Document excerpt -
Requirement - I have a dataset having two columns employee and manager and want to build a hierarchical graph. Below is the sample data set
|Employee|Manager|
|a|b|
|b|c|
|c|d|
|d|no manager|

Problem - the problem that i am facing is there are two b nodes, two c nodes coming instead of linking everything with just one bunch. Expected output : a---has manager---b---has manager---c---has manager---d in graphical form.
Can somebody please help me with cypher code for this?

7 REPLIES 7

Fanny
Node Link

Hi,

Could you please provide some sample of your Cypher query leading to this problem?

My guess is you are using CREATE which leads to duplicate nodes. Instead, you should probably use MERGE which will first check whether the nodes already exist. See this part of documentation for examples of Cypher queries.

Hope it helps!

@Fanny was most likely correct on the cause of your issue. You can try the following query:

load csv with headers from 'file:///OrgChart.csv' as row
merge (n:Employee{id:row.Employee})
with n, row
where row.Manager is not null
merge (m:Employee{id:row.Manager})
merge (n)-[:HAS_MANAGER]->(m)

Hi, thanks. yes it worked.

Hello @ask.singh90

No need to add Employee or Manager in your model since the relationships give you that information:

USING PERIODIC COMMIT LOAD CSV FROM 'file:///records.csv' AS line FIELDTERMINATOR '|'
MERGE (:Person {name: line.Employee})-[:IS_MANAGED_BY]->(:Person {name: line.Manager})

Regards,
Cobra

Hi @glilienfield .. I have one more question. My graph is like below.

  1. is it possible that if if i search on top most node lets say employee d, I can get only initial level of relation, in this case node a, y, x? likewise when searched on node q, i can get only z....means all intermediate nodes and relations are not displayed
  2. vice-versa of point 1, when searched on first level , only end level of nodes is returned. for example when searched on node a, node d is returned

The best way to determine an approach for solving these problems is to identify the pattern that describes your requirement. For question 1, you are asking for nodes that are linked to node 'd' through a series of HAS_MANAGER relations, but the required nodes should not have any HAS_MANAGER relationships inbound. The following query will do this:

match(d:Employee{id:'d'})
match (n)-[:HAS_MANAGER*]->(d)
where not exists(()-[:HAS_MANAGER]->(n))
return distinct n

3X_0_4_04a45b6122580496986321dd1466ce62e3a17eb0.png

Using the same logic, question 2 can be addressed with the following query:

match(n:Employee{id:'a'})
match (n)-[:HAS_MANAGER*]->(d)
where not exists((d)-[:HAS_MANAGER]->())
return distinct d

3X_0_4_044d176db75ecf4ba50260d5f7baf203327a2539.png

Thanks a lot @glilienfield ..

Set exercise a - In the Cypher hierarchy thread, which clause does the first reply recommend in place of CREATE to avoid duplicate nodes?
The text and the listing are unrelated to each other.

Element position data -
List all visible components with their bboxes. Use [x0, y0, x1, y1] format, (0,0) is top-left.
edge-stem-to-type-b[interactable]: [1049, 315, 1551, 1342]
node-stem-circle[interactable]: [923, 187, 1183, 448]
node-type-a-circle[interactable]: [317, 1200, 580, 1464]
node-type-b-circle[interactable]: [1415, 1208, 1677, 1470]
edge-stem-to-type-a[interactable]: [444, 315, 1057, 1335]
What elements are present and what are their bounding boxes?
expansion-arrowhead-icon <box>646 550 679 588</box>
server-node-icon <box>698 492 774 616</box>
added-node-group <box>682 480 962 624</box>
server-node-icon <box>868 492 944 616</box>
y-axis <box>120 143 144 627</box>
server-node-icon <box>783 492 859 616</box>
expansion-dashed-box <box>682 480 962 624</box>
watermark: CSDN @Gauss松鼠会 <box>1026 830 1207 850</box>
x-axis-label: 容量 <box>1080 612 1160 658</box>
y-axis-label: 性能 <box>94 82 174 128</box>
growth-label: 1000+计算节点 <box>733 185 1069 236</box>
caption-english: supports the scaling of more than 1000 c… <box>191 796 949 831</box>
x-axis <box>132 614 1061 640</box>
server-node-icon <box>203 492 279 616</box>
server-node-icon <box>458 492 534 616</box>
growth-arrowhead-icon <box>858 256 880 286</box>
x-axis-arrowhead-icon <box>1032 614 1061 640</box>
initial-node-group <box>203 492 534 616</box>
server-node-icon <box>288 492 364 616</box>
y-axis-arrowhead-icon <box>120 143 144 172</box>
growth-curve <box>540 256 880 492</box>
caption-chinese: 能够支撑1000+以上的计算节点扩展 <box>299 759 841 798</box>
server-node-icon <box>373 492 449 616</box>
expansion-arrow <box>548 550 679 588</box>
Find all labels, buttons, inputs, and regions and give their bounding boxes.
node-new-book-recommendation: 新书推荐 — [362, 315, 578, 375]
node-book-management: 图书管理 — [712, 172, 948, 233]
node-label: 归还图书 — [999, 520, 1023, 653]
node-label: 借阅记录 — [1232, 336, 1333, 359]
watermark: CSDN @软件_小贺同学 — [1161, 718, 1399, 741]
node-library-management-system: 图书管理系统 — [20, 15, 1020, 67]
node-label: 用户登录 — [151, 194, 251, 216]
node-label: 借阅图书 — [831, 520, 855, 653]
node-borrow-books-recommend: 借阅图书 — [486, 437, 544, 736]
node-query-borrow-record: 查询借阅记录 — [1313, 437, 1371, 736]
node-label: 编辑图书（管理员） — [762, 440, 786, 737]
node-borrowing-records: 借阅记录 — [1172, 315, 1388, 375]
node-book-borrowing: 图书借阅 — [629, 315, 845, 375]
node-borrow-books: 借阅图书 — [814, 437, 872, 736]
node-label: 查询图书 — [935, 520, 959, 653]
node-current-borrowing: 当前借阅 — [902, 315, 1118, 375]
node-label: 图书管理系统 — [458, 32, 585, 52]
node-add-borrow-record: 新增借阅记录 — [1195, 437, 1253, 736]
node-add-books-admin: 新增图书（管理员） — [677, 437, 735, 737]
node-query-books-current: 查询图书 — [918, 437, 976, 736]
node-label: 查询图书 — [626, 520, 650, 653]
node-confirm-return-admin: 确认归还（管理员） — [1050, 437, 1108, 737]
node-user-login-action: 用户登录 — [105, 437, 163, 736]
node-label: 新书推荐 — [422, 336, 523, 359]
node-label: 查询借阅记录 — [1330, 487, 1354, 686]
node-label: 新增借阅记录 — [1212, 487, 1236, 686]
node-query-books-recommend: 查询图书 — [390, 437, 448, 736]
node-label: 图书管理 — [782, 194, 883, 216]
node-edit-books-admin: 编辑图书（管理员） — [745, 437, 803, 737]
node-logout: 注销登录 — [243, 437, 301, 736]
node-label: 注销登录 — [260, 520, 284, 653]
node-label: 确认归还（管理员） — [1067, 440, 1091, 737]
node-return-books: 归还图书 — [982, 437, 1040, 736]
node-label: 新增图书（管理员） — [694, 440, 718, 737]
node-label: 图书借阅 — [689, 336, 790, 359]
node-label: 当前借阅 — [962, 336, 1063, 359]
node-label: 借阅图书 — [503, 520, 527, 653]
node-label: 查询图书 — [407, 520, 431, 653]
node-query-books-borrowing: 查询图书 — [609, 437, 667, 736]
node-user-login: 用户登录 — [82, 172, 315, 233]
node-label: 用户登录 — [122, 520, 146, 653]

Set exercise b - In the listing, starting at its first line and ending at the line containing "expansion-arrow <box>548 550 679 588</box>", substitute "compute-node-icon" for every occurrence of "server-node-icon" and reproduce those lines with nothing else changed.

Written response a - MERGE

Written response b -
List all visible components with their bboxes. Use [x0, y0, x1, y1] format, (0,0) is top-left.
edge-stem-to-type-b[interactable]: [1049, 315, 1551, 1342]
node-stem-circle[interactable]: [923, 187, 1183, 448]
node-type-a-circle[interactable]: [317, 1200, 580, 1464]
node-type-b-circle[interactable]: [1415, 1208, 1677, 1470]
edge-stem-to-type-a[interactable]: [444, 315, 1057, 1335]
What elements are present and what are their bounding boxes?
expansion-arrowhead-icon <box>646 550 679 588</box>
compute-node-icon <box>698 492 774 616</box>
added-node-group <box>682 480 962 624</box>
compute-node-icon <box>868 492 944 616</box>
y-axis <box>120 143 144 627</box>
compute-node-icon <box>783 492 859 616</box>
expansion-dashed-box <box>682 480 962 624</box>
watermark: CSDN @Gauss松鼠会 <box>1026 830 1207 850</box>
x-axis-label: 容量 <box>1080 612 1160 658</box>
y-axis-label: 性能 <box>94 82 174 128</box>
growth-label: 1000+计算节点 <box>733 185 1069 236</box>
caption-english: supports the scaling of more than 1000 c… <box>191 796 949 831</box>
x-axis <box>132 614 1061 640</box>
compute-node-icon <box>203 492 279 616</box>
compute-node-icon <box>458 492 534 616</box>
growth-arrowhead-icon <box>858 256 880 286</box>
x-axis-arrowhead-icon <box>1032 614 1061 640</box>
initial-node-group <box>203 492 534 616</box>
compute-node-icon <box>288 492 364 616</box>
y-axis-arrowhead-icon <box>120 143 144 172</box>
growth-curve <box>540 256 880 492</box>
caption-chinese: 能够支撑1000+以上的计算节点扩展 <box>299 759 841 798</box>
compute-node-icon <box>373 492 449 616</box>
expansion-arrow <box>548 550 679 588</box>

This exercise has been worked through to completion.